§ Aim of the task
Quote the listing below in its entirety.

..............................

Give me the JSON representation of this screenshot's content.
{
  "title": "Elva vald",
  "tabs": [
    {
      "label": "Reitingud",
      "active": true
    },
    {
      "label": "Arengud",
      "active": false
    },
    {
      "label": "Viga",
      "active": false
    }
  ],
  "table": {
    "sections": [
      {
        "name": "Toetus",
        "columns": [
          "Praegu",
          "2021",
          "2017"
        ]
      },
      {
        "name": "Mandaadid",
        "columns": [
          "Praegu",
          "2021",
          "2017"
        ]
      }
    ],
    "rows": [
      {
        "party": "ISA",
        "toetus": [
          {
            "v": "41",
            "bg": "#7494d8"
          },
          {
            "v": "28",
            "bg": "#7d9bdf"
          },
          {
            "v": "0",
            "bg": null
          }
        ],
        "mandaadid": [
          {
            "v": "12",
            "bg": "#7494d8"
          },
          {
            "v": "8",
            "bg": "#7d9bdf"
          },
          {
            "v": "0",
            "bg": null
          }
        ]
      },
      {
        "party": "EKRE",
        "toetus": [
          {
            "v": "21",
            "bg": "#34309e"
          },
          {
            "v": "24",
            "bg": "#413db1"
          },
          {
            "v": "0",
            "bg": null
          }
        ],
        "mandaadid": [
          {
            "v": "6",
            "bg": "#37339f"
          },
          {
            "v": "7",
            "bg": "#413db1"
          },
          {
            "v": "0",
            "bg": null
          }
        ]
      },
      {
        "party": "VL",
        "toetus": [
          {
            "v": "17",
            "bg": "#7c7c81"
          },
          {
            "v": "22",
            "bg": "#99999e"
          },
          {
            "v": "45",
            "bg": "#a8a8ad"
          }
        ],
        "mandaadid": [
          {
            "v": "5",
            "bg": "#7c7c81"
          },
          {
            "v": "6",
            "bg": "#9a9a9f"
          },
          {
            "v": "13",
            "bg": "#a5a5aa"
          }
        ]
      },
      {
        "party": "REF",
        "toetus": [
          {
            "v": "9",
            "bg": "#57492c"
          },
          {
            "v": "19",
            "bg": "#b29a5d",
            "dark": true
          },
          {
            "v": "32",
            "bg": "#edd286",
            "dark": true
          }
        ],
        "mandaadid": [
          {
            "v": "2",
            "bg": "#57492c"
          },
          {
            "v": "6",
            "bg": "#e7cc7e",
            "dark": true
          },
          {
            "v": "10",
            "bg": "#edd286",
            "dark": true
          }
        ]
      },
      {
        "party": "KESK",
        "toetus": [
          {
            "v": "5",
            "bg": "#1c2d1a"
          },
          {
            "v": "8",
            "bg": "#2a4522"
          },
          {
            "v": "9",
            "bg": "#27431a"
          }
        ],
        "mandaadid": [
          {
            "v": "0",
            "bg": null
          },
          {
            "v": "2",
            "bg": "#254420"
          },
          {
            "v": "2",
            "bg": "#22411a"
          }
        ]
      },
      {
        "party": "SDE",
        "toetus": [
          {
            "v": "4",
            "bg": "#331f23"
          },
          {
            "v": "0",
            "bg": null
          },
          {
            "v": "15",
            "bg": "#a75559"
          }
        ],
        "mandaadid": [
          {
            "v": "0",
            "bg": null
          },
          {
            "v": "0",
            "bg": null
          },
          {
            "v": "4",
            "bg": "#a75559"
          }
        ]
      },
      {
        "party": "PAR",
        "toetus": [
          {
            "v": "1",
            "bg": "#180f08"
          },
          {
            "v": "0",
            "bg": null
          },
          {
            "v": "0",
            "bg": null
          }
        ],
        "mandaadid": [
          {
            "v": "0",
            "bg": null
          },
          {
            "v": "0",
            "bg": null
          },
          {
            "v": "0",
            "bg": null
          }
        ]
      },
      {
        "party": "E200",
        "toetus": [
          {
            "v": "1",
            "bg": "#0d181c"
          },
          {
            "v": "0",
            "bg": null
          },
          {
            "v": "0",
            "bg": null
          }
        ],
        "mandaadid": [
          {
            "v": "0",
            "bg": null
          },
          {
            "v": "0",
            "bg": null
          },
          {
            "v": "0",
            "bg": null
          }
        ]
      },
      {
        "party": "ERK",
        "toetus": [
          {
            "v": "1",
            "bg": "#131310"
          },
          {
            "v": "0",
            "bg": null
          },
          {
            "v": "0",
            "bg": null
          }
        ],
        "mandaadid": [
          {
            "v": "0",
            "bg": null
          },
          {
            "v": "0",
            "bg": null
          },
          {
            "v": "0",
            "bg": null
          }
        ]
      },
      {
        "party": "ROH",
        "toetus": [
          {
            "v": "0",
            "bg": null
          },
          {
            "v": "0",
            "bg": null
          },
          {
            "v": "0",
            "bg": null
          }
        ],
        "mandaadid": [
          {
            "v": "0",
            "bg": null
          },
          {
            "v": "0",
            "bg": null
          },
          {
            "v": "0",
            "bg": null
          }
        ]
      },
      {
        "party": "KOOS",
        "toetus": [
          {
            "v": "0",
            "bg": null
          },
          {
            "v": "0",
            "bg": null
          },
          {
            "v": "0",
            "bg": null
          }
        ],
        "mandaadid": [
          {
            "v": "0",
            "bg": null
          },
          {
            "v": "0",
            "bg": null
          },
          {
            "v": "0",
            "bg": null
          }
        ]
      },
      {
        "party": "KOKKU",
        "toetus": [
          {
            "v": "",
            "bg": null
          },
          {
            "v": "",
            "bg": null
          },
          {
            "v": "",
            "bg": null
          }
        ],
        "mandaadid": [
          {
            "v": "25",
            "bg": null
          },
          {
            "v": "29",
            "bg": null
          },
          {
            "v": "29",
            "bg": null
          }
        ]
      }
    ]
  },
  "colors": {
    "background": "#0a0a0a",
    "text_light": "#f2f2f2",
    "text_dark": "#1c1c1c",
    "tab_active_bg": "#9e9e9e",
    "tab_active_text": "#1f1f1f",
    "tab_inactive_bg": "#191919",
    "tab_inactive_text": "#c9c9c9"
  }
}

..............................

§ Exercise answer
Give me the JSON representation of this screenshot's content.
{
  "title": "Elva vald",
  "tabs": [
    {
      "label": "Reitingud",
      "active": true
    },
    {
      "label": "Arengud",
      "active": false
    },
    {
      "label": "Viga",
      "active": false
    }
  ],
  "table": {
    "sections": [
      {
        "name": "Toetus",
        "columns": [
          "Praegu",
          "2021",
          "2017"
        ]
      },
      {
        "name": "Mandaadid",
        "columns": [
          "Praegu",
          "2021",
          "2017"
        ]
      }
    ],
    "rows": [
      {
        "party": "ISA",
        "toetus": [
          {
            "v": "41",
            "bg": "#7494d8"
          },
          {
            "v": "28",
            "bg": "#7d9bdf"
          },
          {
            "v": "0",
            "bg": null
          }
        ],
        "mandaadid": [
          {
            "v": "12",
            "bg": "#7494d8"
          },
          {
            "v": "8",
            "bg": "#7d9bdf"
          },
          {
            "v": "0",
            "bg": null
          }
        ]
      },
      {
        "party": "EKRE",
        "toetus": [
          {
            "v": "21",
            "bg": "#34309e"
          },
          {
            "v": "24",
            "bg": "#413db1"
          },
          {
            "v": "0",
            "bg": null
          }
        ],
        "mandaadid": [
          {
            "v": "6",
            "bg": "#37339f"
          },
          {
            "v": "7",
            "bg": "#413db1"
          },
          {
            "v": "0",
            "bg": null
          }
        ]
      },
      {
        "party": "VL",
        "toetus": [
          {
            "v": "17",
            "bg": "#7c7c81"
          },
          {
            "v": "22",
            "bg": "#99999e"
          },
          {
            "v": "45",
            "bg": "#a8a8ad"
          }
        ],
        "mandaadid": [
          {
            "v": "5",
            "bg": "#7c7c81"
          },
          {
            "v": "6",
            "bg": "#9a9a9f"
          },
          {
            "v": "13",
            "bg": "#a5a5aa"
          }
        ]
      },
      {
        "party": "REF",
        "toetus": [
          {
            "v": "9",
            "bg": "#57492c"
          },
          {
            "v": "19",
            "bg": "#b29a5d",
            "dark": true
          },
          {
            "v": "32",
            "bg": "#edd286",
            "dark": true
          }
        ],
        "mandaadid": [
          {
            "v": "2",
            "bg": "#57492c"
          },
          {
            "v": "6",
            "bg": "#e7cc7e",
            "dark": true
          },
          {
            "v": "10",
            "bg": "#edd286",
            "dark": true
          }
        ]
      },
      {
        "party": "KESK",
        "toetus": [
          {
            "v": "5",
            "bg": "#1c2d1a"
          },
          {
            "v": "8",
            "bg": "#2a4522"
          },
          {
            "v": "9",
            "bg": "#27431a"
          }
        ],
        "mandaadid": [
          {
            "v": "0",
            "bg": null
          },
          {
            "v": "2",
            "bg": "#254420"
          },
          {
            "v": "2",
            "bg": "#22411a"
          }
        ]
      },
      {
        "party": "SDE",
        "toetus": [
          {
            "v": "4",
            "bg": "#331f23"
          },
          {
            "v": "0",
            "bg": null
          },
          {
            "v": "15",
            "bg": "#a75559"
          }
        ],
        "mandaadid": [
          {
            "v": "0",
            "bg": null
          },
          {
            "v": "0",
            "bg": null
          },
          {
            "v": "4",
            "bg": "#a75559"
          }
        ]
      },
      {
        "party": "PAR",
        "toetus": [
          {
            "v": "1",
            "bg": "#180f08"
          },
          {
            "v": "0",
            "bg": null
          },
          {
            "v": "0",
            "bg": null
          }
        ],
        "mandaadid": [
          {
            "v": "0",
            "bg": null
          },
          {
            "v": "0",
            "bg": null
          },
          {
            "v": "0",
            "bg": null
          }
        ]
      },
      {
        "party": "E200",
        "toetus": [
          {
            "v": "1",
            "bg": "#0d181c"
          },
          {
            "v": "0",
            "bg": null
          },
          {
            "v": "0",
            "bg": null
          }
        ],
        "mandaadid": [
          {
            "v": "0",
            "bg": null
          },
          {
            "v": "0",
            "bg": null
          },
          {
            "v": "0",
            "bg": null
          }
        ]
      },
      {
        "party": "ERK",
        "toetus": [
          {
            "v": "1",
            "bg": "#131310"
          },
          {
            "v": "0",
            "bg": null
          },
          {
            "v": "0",
            "bg": null
          }
        ],
        "mandaadid": [
          {
            "v": "0",
            "bg": null
          },
          {
            "v": "0",
            "bg": null
          },
          {
            "v": "0",
            "bg": null
          }
        ]
      },
      {
        "party": "ROH",
        "toetus": [
          {
            "v": "0",
            "bg": null
          },
          {
            "v": "0",
            "bg": null
          },
          {
            "v": "0",
            "bg": null
          }
        ],
        "mandaadid": [
          {
            "v": "0",
            "bg": null
          },
          {
            "v": "0",
            "bg": null
          },
          {
            "v": "0",
            "bg": null
          }
        ]
      },
      {
        "party": "KOOS",
        "toetus": [
          {
            "v": "0",
            "bg": null
          },
          {
            "v": "0",
            "bg": null
          },
          {
            "v": "0",
            "bg": null
          }
        ],
        "mandaadid": [
          {
            "v": "0",
            "bg": null
          },
          {
            "v": "0",
            "bg": null
          },
          {
            "v": "0",
            "bg": null
          }
        ]
      },
      {
        "party": "KOKKU",
        "toetus": [
          {
            "v": "",
            "bg": null
          },
          {
            "v": "",
            "bg": null
          },
          {
            "v": "",
            "bg": null
          }
        ],
        "mandaadid": [
          {
            "v": "25",
            "bg": null
          },
          {
            "v": "29",
            "bg": null
          },
          {
            "v": "29",
            "bg": null
          }
        ]
      }
    ]
  },
  "colors": {
    "background": "#0a0a0a",
    "text_light": "#f2f2f2",
    "text_dark": "#1c1c1c",
    "tab_active_bg": "#9e9e9e",
    "tab_active_text": "#1f1f1f",
    "tab_inactive_bg": "#191919",
    "tab_inactive_text": "#c9c9c9"
  }
}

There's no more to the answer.